**WHAT THIS TASK INVOLVES:** Determine the number of lines where "Entries" occurs and reply with that number by itself.

----- RECORDS FOR THE EXERCISE

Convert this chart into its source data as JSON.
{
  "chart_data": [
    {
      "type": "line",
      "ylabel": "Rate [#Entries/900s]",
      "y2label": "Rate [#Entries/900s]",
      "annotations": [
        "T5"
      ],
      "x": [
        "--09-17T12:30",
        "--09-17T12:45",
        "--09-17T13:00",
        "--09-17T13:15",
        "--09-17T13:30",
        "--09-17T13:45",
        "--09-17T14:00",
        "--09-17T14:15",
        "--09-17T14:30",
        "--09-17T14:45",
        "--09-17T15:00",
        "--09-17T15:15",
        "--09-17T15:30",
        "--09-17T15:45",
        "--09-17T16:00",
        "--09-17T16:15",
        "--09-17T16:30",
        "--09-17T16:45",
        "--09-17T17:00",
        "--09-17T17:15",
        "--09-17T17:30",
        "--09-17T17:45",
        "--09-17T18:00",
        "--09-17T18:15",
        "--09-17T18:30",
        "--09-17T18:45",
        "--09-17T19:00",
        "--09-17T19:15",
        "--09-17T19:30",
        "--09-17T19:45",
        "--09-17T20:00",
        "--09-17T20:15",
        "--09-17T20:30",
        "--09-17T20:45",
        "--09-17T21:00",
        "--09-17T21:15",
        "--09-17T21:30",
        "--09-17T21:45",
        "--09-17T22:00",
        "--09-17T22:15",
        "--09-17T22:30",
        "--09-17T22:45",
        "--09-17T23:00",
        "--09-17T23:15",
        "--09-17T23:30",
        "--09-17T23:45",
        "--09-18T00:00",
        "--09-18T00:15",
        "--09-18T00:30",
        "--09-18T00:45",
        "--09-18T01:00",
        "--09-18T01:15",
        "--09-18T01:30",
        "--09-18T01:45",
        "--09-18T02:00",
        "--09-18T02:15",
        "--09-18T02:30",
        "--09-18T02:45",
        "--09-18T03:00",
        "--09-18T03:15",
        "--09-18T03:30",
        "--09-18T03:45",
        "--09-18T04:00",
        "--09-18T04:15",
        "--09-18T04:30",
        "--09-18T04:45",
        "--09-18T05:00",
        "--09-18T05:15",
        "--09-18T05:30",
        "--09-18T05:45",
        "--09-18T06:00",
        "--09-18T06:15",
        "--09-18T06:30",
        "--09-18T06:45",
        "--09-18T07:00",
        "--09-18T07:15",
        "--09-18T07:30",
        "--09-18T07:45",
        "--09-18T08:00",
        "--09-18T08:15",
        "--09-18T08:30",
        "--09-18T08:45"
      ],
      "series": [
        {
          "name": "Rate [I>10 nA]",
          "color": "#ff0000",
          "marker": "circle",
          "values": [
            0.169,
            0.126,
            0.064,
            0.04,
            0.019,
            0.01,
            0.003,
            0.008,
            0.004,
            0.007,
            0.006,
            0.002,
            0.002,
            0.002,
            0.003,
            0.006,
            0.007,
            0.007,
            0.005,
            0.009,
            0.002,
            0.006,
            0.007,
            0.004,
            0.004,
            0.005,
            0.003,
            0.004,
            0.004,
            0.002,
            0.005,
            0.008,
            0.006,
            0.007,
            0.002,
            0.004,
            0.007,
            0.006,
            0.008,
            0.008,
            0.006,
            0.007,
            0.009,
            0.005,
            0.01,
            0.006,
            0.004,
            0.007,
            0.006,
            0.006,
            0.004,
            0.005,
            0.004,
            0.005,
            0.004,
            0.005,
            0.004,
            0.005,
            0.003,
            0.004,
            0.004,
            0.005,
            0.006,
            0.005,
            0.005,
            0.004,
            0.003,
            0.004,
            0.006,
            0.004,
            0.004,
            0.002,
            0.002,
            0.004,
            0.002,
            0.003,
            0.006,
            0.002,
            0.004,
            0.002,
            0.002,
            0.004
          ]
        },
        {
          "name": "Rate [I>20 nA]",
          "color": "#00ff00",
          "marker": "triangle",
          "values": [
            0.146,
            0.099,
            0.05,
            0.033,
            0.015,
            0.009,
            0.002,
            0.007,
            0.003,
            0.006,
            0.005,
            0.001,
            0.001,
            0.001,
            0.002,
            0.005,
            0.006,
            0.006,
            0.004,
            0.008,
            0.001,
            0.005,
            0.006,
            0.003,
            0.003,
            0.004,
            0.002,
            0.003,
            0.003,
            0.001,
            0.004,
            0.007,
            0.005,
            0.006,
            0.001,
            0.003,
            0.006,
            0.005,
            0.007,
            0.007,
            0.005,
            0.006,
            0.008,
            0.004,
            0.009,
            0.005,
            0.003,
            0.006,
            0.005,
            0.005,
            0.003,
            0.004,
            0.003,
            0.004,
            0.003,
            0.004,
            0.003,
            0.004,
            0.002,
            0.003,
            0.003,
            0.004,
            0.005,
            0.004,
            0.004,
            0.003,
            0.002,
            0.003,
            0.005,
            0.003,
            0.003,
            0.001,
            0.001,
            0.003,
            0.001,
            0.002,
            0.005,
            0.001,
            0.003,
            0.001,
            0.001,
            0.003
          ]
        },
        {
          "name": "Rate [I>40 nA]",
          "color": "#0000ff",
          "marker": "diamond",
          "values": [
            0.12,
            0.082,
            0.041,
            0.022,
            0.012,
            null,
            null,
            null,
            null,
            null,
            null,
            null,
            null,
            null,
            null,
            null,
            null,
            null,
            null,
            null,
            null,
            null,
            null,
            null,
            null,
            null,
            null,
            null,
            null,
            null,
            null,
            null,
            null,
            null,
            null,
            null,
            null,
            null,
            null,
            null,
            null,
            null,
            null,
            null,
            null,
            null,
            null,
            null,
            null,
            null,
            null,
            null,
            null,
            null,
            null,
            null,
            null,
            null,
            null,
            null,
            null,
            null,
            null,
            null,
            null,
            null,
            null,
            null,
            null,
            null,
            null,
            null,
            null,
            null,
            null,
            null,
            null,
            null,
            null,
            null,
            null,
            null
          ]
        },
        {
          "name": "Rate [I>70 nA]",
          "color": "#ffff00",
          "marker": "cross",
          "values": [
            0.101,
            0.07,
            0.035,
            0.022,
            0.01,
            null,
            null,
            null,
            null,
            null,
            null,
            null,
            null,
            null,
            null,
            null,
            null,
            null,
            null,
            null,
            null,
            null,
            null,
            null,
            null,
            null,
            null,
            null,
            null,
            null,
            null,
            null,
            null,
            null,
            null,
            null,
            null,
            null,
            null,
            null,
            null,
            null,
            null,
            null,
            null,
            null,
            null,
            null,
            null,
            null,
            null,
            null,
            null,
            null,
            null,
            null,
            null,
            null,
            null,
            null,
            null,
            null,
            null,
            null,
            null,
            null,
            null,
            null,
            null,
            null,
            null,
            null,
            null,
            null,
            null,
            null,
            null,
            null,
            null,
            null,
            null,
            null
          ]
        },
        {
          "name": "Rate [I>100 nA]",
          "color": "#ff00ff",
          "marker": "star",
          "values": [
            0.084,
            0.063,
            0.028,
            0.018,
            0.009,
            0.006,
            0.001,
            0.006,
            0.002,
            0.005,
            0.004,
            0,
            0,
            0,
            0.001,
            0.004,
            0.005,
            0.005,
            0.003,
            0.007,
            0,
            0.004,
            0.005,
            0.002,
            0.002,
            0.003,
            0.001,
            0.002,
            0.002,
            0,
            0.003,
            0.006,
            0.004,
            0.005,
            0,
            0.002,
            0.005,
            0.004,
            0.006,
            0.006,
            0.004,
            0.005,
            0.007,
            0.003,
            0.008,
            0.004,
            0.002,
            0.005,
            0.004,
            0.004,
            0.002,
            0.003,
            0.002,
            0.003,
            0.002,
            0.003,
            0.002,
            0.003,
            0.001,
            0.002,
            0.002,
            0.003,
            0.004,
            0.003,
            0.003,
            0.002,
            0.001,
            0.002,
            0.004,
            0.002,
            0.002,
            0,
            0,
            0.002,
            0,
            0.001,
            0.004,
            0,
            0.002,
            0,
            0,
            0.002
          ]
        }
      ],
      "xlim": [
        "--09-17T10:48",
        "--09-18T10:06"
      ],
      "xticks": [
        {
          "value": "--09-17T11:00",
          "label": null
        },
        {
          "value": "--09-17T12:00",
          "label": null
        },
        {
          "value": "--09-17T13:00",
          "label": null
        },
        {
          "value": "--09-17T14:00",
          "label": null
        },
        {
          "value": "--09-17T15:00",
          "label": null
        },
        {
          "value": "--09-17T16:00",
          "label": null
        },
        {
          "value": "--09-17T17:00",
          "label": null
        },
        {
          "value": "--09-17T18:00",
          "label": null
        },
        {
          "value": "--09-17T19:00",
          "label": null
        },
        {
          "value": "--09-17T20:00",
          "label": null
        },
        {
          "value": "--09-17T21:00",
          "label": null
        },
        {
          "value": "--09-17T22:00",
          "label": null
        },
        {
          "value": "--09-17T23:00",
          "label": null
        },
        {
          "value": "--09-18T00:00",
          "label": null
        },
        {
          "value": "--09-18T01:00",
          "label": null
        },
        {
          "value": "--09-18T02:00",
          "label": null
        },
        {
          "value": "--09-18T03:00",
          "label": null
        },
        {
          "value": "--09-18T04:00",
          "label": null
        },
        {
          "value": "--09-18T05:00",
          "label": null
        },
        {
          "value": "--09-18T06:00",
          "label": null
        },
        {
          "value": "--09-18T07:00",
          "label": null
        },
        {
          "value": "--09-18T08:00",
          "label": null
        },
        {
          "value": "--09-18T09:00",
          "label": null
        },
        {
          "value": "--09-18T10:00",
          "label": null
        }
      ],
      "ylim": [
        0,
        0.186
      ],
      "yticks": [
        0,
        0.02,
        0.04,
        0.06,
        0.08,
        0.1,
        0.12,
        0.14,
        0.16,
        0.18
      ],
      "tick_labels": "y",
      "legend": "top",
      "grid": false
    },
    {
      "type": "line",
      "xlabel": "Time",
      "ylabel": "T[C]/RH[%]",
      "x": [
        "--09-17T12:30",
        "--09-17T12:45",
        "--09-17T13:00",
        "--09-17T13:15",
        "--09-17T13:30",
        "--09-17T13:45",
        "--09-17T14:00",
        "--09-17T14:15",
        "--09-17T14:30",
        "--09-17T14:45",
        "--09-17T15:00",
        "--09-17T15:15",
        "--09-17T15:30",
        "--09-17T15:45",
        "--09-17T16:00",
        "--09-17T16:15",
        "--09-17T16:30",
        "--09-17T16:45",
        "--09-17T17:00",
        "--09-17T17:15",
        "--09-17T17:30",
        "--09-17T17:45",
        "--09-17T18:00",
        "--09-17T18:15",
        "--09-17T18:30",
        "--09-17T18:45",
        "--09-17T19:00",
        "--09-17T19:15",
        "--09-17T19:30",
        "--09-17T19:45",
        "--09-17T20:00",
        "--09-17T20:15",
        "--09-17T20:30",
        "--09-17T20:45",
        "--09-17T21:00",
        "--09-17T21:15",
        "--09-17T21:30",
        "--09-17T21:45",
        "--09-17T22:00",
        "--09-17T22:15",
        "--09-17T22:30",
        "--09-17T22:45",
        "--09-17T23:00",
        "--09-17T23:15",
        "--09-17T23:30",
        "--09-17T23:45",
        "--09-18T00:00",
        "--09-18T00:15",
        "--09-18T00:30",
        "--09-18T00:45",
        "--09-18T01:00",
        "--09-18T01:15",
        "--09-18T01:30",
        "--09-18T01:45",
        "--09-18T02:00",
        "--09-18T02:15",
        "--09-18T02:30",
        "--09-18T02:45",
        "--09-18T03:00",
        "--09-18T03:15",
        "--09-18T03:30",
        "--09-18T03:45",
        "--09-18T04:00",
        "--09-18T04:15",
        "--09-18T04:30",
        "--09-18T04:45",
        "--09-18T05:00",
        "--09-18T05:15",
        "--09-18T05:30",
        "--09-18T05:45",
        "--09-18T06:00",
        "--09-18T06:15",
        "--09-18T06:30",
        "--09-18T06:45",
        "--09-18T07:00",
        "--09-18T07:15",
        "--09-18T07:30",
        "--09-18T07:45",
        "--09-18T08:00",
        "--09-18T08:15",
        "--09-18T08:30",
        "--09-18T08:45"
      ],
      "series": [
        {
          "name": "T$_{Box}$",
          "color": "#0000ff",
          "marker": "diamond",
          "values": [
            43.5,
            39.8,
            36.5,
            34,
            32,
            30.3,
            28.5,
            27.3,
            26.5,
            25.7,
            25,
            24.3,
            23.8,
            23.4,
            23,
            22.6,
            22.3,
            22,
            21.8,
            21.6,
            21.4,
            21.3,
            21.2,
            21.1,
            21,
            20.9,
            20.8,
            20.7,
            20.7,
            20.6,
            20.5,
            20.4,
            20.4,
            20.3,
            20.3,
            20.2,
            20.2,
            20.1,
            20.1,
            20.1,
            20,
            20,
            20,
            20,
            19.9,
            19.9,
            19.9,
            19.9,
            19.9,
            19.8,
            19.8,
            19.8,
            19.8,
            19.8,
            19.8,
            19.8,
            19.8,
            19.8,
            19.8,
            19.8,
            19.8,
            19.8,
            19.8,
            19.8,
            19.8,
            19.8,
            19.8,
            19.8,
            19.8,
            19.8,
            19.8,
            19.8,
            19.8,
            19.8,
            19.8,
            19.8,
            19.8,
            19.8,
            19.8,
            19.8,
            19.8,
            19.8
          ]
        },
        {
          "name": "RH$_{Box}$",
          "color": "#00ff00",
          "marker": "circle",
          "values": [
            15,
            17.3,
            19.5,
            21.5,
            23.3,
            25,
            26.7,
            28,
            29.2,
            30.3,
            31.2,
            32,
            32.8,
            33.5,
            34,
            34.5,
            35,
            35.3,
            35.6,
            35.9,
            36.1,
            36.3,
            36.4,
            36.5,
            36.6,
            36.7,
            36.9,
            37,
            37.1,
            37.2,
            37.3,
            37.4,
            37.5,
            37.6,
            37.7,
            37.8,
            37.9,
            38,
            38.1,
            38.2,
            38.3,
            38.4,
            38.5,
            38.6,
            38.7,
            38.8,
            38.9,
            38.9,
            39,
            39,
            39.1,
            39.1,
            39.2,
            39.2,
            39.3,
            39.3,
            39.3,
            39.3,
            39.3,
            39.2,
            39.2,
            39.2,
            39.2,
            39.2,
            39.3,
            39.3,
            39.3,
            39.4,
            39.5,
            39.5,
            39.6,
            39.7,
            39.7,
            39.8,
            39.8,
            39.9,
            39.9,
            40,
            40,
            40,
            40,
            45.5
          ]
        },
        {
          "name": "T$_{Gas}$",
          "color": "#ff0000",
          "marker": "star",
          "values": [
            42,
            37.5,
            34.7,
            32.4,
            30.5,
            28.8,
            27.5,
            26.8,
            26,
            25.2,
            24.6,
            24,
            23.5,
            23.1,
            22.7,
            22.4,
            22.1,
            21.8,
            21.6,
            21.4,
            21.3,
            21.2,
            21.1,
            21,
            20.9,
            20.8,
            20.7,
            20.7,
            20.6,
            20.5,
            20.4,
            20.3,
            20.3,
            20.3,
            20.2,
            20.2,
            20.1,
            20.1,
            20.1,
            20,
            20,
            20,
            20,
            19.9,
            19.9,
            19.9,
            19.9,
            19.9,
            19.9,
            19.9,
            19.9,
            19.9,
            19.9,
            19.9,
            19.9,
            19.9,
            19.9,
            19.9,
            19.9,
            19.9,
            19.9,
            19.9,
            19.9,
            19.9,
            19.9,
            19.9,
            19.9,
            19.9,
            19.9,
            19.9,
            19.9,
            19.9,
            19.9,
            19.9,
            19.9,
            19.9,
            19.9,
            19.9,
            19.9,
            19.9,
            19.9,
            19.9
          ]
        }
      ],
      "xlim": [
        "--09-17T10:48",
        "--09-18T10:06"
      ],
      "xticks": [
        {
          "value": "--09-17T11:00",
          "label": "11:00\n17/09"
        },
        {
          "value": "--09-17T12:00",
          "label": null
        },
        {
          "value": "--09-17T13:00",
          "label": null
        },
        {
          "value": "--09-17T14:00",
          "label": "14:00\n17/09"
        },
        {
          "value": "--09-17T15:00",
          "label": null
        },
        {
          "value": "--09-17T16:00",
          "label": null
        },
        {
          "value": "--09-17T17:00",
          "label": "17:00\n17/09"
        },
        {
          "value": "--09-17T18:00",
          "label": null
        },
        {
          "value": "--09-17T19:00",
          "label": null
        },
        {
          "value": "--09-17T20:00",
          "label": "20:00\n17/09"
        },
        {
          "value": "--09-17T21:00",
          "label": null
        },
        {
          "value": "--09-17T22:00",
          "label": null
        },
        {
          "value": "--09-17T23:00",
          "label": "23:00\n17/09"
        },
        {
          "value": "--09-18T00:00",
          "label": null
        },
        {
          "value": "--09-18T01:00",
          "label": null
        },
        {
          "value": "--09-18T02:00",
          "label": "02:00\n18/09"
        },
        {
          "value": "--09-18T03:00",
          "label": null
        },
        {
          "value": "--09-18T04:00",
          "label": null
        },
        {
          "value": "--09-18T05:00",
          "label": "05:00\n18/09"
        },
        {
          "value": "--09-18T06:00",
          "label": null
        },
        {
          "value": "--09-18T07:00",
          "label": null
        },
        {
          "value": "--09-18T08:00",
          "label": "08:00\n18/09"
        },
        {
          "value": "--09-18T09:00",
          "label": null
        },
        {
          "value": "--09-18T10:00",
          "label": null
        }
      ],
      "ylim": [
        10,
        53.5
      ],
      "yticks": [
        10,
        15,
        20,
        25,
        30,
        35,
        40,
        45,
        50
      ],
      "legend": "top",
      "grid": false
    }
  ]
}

----------

**THE OUTPUT:** 2